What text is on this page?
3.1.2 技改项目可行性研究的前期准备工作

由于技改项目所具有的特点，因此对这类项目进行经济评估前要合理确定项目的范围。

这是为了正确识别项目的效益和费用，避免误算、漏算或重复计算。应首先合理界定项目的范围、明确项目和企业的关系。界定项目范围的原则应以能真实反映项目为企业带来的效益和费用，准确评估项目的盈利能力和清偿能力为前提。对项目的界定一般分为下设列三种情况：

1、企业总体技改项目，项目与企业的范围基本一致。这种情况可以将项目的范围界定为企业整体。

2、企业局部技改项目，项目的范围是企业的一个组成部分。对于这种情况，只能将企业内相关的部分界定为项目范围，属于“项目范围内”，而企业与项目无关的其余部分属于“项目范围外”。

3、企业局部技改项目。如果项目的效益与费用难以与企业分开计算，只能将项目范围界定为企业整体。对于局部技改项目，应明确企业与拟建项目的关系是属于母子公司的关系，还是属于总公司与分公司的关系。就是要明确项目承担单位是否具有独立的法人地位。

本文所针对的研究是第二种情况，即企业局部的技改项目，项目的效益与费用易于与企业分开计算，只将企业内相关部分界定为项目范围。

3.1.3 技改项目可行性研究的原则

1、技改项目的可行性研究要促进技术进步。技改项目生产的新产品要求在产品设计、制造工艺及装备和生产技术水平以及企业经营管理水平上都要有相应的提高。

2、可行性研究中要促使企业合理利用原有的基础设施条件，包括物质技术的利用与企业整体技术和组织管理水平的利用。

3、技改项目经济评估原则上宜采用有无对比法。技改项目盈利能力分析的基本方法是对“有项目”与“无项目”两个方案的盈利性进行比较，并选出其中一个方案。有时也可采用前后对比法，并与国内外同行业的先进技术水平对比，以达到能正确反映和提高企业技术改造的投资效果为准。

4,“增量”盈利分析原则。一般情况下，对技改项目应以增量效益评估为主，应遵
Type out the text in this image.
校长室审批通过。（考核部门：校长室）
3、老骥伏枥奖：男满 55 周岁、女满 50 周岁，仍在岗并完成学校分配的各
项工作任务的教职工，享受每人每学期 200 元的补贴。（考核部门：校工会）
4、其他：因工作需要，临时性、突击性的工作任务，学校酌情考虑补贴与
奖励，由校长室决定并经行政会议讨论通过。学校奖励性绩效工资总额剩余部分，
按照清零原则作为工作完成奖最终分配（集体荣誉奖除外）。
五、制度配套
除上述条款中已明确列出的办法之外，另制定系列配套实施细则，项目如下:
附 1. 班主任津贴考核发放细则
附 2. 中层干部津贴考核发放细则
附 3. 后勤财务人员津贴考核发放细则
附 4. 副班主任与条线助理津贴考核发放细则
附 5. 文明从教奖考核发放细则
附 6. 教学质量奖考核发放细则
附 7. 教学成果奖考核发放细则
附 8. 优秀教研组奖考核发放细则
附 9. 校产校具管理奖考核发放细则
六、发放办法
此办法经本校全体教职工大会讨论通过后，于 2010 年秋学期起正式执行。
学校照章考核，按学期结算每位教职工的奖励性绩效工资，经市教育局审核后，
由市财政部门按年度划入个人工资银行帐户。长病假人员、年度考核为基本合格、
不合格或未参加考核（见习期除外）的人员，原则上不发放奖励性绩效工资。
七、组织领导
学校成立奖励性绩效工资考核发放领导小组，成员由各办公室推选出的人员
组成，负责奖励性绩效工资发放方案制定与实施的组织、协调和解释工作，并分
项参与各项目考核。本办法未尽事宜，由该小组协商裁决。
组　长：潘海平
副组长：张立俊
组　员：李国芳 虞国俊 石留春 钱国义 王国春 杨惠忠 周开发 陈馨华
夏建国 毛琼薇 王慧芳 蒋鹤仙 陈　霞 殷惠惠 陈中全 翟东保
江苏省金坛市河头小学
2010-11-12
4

#### Stated problem:
Retype all the material above precisely, with no line left out.

#### Finished exercise:
What text is on this page?
3.1.2 技改项目可行性研究的前期准备工作

由于技改项目所具有的特点，因此对这类项目进行经济评估前要合理确定项目的范围。

这是为了正确识别项目的效益和费用，避免误算、漏算或重复计算。应首先合理界定项目的范围、明确项目和企业的关系。界定项目范围的原则应以能真实反映项目为企业带来的效益和费用，准确评估项目的盈利能力和清偿能力为前提。对项目的界定一般分为下设列三种情况：

1、企业总体技改项目，项目与企业的范围基本一致。这种情况可以将项目的范围界定为企业整体。

2、企业局部技改项目，项目的范围是企业的一个组成部分。对于这种情况，只能将企业内相关的部分界定为项目范围，属于“项目范围内”，而企业与项目无关的其余部分属于“项目范围外”。

3、企业局部技改项目。如果项目的效益与费用难以与企业分开计算，只能将项目范围界定为企业整体。对于局部技改项目，应明确企业与拟建项目的关系是属于母子公司的关系，还是属于总公司与分公司的关系。就是要明确项目承担单位是否具有独立的法人地位。

本文所针对的研究是第二种情况，即企业局部的技改项目，项目的效益与费用易于与企业分开计算，只将企业内相关部分界定为项目范围。

3.1.3 技改项目可行性研究的原则

1、技改项目的可行性研究要促进技术进步。技改项目生产的新产品要求在产品设计、制造工艺及装备和生产技术水平以及企业经营管理水平上都要有相应的提高。

2、可行性研究中要促使企业合理利用原有的基础设施条件，包括物质技术的利用与企业整体技术和组织管理水平的利用。

3、技改项目经济评估原则上宜采用有无对比法。技改项目盈利能力分析的基本方法是对“有项目”与“无项目”两个方案的盈利性进行比较，并选出其中一个方案。有时也可采用前后对比法，并与国内外同行业的先进技术水平对比，以达到能正确反映和提高企业技术改造的投资效果为准。

4,“增量”盈利分析原则。一般情况下，对技改项目应以增量效益评估为主，应遵
Type out the text in this image.
校长室审批通过。（考核部门：校长室）
3、老骥伏枥奖：男满 55 周岁、女满 50 周岁，仍在岗并完成学校分配的各
项工作任务的教职工，享受每人每学期 200 元的补贴。（考核部门：校工会）
4、其他：因工作需要，临时性、突击性的工作任务，学校酌情考虑补贴与
奖励，由校长室决定并经行政会议讨论通过。学校奖励性绩效工资总额剩余部分，
按照清零原则作为工作完成奖最终分配（集体荣誉奖除外）。
五、制度配套
除上述条款中已明确列出的办法之外，另制定系列配套实施细则，项目如下:
附 1. 班主任津贴考核发放细则
附 2. 中层干部津贴考核发放细则
附 3. 后勤财务人员津贴考核发放细则
附 4. 副班主任与条线助理津贴考核发放细则
附 5. 文明从教奖考核发放细则
附 6. 教学质量奖考核发放细则
附 7. 教学成果奖考核发放细则
附 8. 优秀教研组奖考核发放细则
附 9. 校产校具管理奖考核发放细则
六、发放办法
此办法经本校全体教职工大会讨论通过后，于 2010 年秋学期起正式执行。
学校照章考核，按学期结算每位教职工的奖励性绩效工资，经市教育局审核后，
由市财政部门按年度划入个人工资银行帐户。长病假人员、年度考核为基本合格、
不合格或未参加考核（见习期除外）的人员，原则上不发放奖励性绩效工资。
七、组织领导
学校成立奖励性绩效工资考核发放领导小组，成员由各办公室推选出的人员
组成，负责奖励性绩效工资发放方案制定与实施的组织、协调和解释工作，并分
项参与各项目考核。本办法未尽事宜，由该小组协商裁决。
组　长：潘海平
副组长：张立俊
组　员：李国芳 虞国俊 石留春 钱国义 王国春 杨惠忠 周开发 陈馨华
夏建国 毛琼薇 王慧芳 蒋鹤仙 陈　霞 殷惠惠 陈中全 翟东保
江苏省金坛市河头小学
2010-11-12
4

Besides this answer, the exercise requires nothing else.